--- START OF Exercise material ---

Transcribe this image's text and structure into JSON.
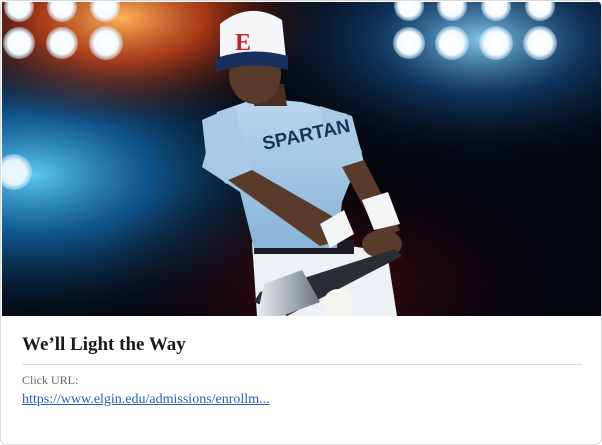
{
  "card": {
    "title": "We’ll Light the Way",
    "url_label": "Click URL:",
    "url_text": "https://www.elgin.edu/admissions/enrollm...",
    "link_color": "#1f5fbf"
  },
  "hero_image": {
    "cap_letter": "E",
    "jersey_text": "SPARTAN"
  }
}
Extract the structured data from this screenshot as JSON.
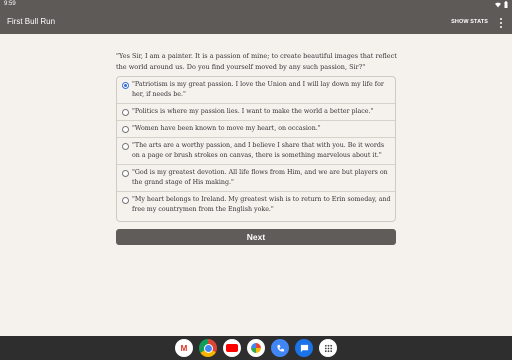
{
  "status_bar": {
    "time": "9:59"
  },
  "app_bar": {
    "title": "First Bull Run",
    "stats_label": "SHOW STATS"
  },
  "passage": "\"Yes Sir, I am a painter. It is a passion of mine; to create beautiful images that reflect the world around us. Do you find yourself moved by any such passion, Sir?\"",
  "choices": [
    {
      "text": "\"Patriotism is my great passion. I love the Union and I will lay down my life for her, if needs be.\"",
      "selected": true
    },
    {
      "text": "\"Politics is where my passion lies. I want to make the world a better place.\"",
      "selected": false
    },
    {
      "text": "\"Women have been known to move my heart, on occasion.\"",
      "selected": false
    },
    {
      "text": "\"The arts are a worthy passion, and I believe I share that with you. Be it words on a page or brush strokes on canvas, there is something marvelous about it.\"",
      "selected": false
    },
    {
      "text": "\"God is my greatest devotion. All life flows from Him, and we are but players on the grand stage of His making.\"",
      "selected": false
    },
    {
      "text": "\"My heart belongs to Ireland. My greatest wish is to return to Erin someday, and free my countrymen from the English yoke.\"",
      "selected": false
    }
  ],
  "next_label": "Next",
  "dock": [
    "gmail-icon",
    "chrome-icon",
    "youtube-icon",
    "photos-icon",
    "phone-icon",
    "messages-icon",
    "app-launcher-icon"
  ]
}
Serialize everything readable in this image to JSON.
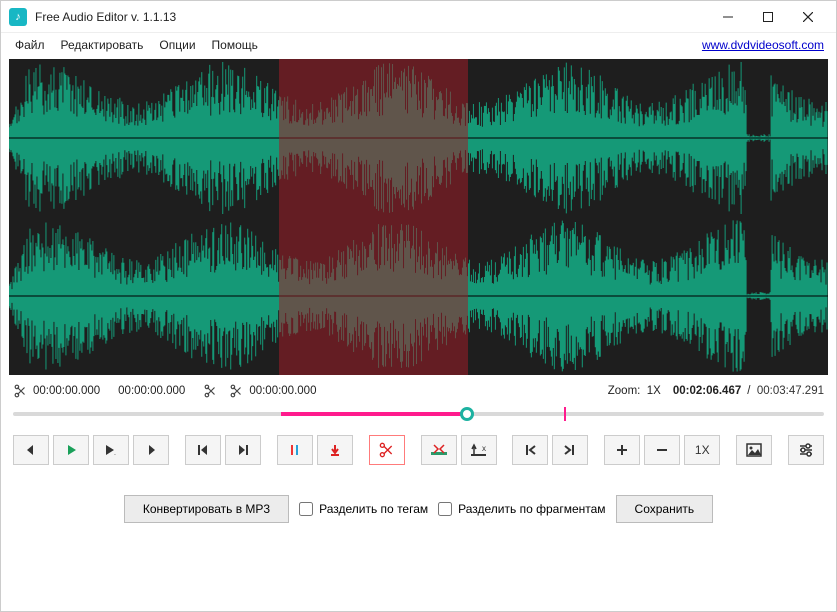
{
  "window": {
    "title": "Free Audio Editor v. 1.1.13"
  },
  "menu": {
    "file": "Файл",
    "edit": "Редактировать",
    "options": "Опции",
    "help": "Помощь",
    "site_link": "www.dvdvideosoft.com"
  },
  "timecodes": {
    "sel_start": "00:00:00.000",
    "sel_end": "00:00:00.000",
    "split_point": "00:00:00.000",
    "zoom_label": "Zoom:",
    "zoom_value": "1X",
    "current": "00:02:06.467",
    "separator": "/",
    "total": "00:03:47.291"
  },
  "seek": {
    "sel_start_pct": 33,
    "sel_end_pct": 56,
    "marker_pct": 68
  },
  "waveform": {
    "sel_start_pct": 33,
    "sel_end_pct": 56
  },
  "toolbar": {
    "zoom_1x": "1X"
  },
  "bottom": {
    "convert": "Конвертировать в MP3",
    "split_tags": "Разделить по тегам",
    "split_fragments": "Разделить по фрагментам",
    "save": "Сохранить"
  },
  "colors": {
    "wave_green": "#15a07c",
    "wave_dark": "#0a0a0a",
    "selection": "rgba(158,30,40,0.55)",
    "pink": "#ff1b8d",
    "teal": "#1db2a1"
  }
}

--- END OF Exercise material ---

Your copy should hold every record word for word and none of the pictures.

Transcribe this image's text and structure into JSON.
{
  "card": {
    "title": "We’ll Light the Way",
    "url_label": "Click URL:",
    "url_text": "https://www.elgin.edu/admissions/enrollm...",
    "link_color": "#1f5fbf"
  },
  "hero_image": {
    "cap_letter": "E",
    "jersey_text": "SPARTAN"
  }
}
Extract the structured data from this screenshot as JSON.
{
  "status_bar": {
    "time": "9:59"
  },
  "app_bar": {
    "title": "First Bull Run",
    "stats_label": "SHOW STATS"
  },
  "passage": "\"Yes Sir, I am a painter. It is a passion of mine; to create beautiful images that reflect the world around us. Do you find yourself moved by any such passion, Sir?\"",
  "choices": [
    {
      "text": "\"Patriotism is my great passion. I love the Union and I will lay down my life for her, if needs be.\"",
      "selected": true
    },
    {
      "text": "\"Politics is where my passion lies. I want to make the world a better place.\"",
      "selected": false
    },
    {
      "text": "\"Women have been known to move my heart, on occasion.\"",
      "selected": false
    },
    {
      "text": "\"The arts are a worthy passion, and I believe I share that with you. Be it words on a page or brush strokes on canvas, there is something marvelous about it.\"",
      "selected": false
    },
    {
      "text": "\"God is my greatest devotion. All life flows from Him, and we are but players on the grand stage of His making.\"",
      "selected": false
    },
    {
      "text": "\"My heart belongs to Ireland. My greatest wish is to return to Erin someday, and free my countrymen from the English yoke.\"",
      "selected": false
    }
  ],
  "next_label": "Next",
  "dock": [
    "gmail-icon",
    "chrome-icon",
    "youtube-icon",
    "photos-icon",
    "phone-icon",
    "messages-icon",
    "app-launcher-icon"
  ]
}
Serialize everything readable in this image to JSON.
{
  "window": {
    "title": "Free Audio Editor v. 1.1.13"
  },
  "menu": {
    "file": "Файл",
    "edit": "Редактировать",
    "options": "Опции",
    "help": "Помощь",
    "site_link": "www.dvdvideosoft.com"
  },
  "timecodes": {
    "sel_start": "00:00:00.000",
    "sel_end": "00:00:00.000",
    "split_point": "00:00:00.000",
    "zoom_label": "Zoom:",
    "zoom_value": "1X",
    "current": "00:02:06.467",
    "separator": "/",
    "total": "00:03:47.291"
  },
  "seek": {
    "sel_start_pct": 33,
    "sel_end_pct": 56,
    "marker_pct": 68
  },
  "waveform": {
    "sel_start_pct": 33,
    "sel_end_pct": 56
  },
  "toolbar": {
    "zoom_1x": "1X"
  },
  "bottom": {
    "convert": "Конвертировать в MP3",
    "split_tags": "Разделить по тегам",
    "split_fragments": "Разделить по фрагментам",
    "save": "Сохранить"
  },
  "colors": {
    "wave_green": "#15a07c",
    "wave_dark": "#0a0a0a",
    "selection": "rgba(158,30,40,0.55)",
    "pink": "#ff1b8d",
    "teal": "#1db2a1"
  }
}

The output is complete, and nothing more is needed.